* _WRITTEN PROBLEM_
Report all lines from the entries below in which "accent" appears.

* _DATA SUPPLIED_
========================
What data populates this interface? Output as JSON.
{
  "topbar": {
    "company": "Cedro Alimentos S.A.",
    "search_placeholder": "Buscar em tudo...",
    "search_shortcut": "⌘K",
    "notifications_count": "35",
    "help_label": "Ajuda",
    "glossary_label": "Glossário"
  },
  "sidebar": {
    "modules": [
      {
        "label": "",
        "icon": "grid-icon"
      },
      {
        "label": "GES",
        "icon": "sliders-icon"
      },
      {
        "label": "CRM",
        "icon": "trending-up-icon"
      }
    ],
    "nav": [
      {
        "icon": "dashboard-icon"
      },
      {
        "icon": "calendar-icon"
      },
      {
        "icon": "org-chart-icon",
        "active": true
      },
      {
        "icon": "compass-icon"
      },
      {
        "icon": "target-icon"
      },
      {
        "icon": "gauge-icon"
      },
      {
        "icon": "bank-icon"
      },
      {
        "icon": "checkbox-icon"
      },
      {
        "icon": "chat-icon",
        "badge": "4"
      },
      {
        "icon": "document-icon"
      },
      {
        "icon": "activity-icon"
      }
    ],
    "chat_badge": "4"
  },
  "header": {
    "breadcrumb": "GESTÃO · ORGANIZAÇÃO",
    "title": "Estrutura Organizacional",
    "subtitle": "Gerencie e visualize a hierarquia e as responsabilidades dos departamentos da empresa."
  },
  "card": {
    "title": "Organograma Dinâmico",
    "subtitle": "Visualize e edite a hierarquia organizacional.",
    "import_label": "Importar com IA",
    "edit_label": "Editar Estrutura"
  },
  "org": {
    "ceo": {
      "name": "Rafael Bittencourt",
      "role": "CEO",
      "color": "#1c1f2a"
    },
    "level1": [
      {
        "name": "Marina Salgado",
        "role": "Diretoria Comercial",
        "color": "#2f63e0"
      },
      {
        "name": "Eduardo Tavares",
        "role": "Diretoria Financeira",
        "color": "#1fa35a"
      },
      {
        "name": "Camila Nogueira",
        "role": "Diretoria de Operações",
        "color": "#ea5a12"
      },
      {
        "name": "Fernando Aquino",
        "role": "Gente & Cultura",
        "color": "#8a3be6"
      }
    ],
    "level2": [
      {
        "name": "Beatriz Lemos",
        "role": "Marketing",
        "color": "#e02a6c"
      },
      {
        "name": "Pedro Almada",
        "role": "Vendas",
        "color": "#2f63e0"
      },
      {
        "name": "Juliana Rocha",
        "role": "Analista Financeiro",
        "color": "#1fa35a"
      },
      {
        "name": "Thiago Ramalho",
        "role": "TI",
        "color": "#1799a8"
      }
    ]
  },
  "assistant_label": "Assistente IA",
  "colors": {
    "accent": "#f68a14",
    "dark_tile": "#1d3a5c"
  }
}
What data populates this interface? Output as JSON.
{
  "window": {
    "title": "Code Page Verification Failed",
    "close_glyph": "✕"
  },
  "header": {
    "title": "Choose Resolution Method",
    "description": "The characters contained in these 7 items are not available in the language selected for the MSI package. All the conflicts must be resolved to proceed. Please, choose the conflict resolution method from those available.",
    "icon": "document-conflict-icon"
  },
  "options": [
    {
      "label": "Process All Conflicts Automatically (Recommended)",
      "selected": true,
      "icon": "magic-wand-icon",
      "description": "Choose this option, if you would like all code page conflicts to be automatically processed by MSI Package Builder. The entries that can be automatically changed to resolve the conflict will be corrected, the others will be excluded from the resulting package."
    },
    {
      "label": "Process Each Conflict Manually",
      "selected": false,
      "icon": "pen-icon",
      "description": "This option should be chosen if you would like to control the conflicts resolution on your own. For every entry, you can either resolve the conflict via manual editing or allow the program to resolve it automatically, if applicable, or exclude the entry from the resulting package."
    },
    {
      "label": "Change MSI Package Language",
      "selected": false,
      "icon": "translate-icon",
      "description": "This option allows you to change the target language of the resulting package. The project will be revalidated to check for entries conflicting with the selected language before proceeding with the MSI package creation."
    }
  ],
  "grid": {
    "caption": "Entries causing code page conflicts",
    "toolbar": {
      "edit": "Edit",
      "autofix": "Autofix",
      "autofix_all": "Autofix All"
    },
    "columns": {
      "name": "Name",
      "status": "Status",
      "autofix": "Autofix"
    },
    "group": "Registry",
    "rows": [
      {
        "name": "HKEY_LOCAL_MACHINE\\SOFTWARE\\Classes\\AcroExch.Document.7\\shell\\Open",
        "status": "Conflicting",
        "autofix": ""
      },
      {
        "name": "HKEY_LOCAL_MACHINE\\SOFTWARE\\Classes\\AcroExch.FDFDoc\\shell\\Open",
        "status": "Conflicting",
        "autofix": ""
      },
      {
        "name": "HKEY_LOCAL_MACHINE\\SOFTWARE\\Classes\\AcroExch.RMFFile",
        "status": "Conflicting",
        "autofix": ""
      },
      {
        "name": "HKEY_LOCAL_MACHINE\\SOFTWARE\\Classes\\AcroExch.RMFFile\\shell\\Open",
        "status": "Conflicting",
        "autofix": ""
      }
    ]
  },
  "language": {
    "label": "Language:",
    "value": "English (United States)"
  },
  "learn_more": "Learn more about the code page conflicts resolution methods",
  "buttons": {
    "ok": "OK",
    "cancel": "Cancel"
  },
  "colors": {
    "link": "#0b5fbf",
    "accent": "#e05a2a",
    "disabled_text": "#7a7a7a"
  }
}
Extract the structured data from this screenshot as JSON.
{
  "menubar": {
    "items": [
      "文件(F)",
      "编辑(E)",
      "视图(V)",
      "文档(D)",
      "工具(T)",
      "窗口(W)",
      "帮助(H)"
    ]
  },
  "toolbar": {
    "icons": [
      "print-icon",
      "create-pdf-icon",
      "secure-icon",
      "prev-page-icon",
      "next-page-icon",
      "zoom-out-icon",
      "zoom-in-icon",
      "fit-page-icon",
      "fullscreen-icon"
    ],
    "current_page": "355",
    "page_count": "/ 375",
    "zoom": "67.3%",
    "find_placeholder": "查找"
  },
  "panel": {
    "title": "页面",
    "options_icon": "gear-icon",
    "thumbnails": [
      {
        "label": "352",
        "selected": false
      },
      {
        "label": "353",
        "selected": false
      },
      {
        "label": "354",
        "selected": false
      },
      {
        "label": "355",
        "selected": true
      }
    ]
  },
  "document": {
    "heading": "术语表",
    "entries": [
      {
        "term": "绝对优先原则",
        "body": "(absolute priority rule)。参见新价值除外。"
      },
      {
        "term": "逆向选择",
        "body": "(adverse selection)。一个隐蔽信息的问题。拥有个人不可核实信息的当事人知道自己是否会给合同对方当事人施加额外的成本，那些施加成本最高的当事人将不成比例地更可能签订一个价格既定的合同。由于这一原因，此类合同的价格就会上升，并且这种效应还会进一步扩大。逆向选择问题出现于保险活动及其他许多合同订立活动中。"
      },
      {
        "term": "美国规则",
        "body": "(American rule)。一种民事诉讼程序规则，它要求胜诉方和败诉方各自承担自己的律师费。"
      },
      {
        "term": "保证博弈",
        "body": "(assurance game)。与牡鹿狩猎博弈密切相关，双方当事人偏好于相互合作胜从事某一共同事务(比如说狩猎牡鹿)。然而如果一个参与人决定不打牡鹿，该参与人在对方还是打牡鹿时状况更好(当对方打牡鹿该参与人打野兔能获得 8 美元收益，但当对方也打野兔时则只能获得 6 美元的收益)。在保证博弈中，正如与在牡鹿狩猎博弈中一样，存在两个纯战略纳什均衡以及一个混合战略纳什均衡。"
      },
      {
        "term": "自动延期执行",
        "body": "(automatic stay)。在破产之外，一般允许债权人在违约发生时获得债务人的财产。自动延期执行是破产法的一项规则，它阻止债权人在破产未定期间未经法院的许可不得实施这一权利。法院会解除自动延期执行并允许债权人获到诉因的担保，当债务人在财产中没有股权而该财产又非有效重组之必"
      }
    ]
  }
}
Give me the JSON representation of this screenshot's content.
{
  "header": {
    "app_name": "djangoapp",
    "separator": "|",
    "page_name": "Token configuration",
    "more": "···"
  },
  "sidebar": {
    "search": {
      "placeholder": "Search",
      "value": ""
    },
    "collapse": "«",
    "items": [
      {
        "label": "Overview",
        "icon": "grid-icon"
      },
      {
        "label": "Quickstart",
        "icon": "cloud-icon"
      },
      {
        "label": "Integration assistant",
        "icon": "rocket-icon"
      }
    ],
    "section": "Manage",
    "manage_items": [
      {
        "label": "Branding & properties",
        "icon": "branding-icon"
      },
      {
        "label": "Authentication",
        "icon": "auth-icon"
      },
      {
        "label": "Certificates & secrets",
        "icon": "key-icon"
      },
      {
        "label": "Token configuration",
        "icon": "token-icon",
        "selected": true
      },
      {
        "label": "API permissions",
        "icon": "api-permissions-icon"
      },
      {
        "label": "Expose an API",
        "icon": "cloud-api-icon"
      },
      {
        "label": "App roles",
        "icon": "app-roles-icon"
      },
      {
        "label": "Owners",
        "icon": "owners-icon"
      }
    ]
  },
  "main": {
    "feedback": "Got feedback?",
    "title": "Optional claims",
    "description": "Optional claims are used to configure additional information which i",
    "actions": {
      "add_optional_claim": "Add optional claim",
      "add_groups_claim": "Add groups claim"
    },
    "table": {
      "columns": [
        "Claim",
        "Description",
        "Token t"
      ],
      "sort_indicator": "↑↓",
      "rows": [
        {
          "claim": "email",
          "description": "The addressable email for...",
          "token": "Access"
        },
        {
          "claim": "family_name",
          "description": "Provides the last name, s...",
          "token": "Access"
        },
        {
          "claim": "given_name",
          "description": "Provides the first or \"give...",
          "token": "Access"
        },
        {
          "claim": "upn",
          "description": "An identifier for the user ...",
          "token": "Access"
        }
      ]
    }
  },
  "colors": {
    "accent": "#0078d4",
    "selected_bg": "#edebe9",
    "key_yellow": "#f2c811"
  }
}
========================
* _THE RESPONSE_
    "accent": "#f68a14",
    "accent": "#e05a2a",
    "accent": "#0078d4",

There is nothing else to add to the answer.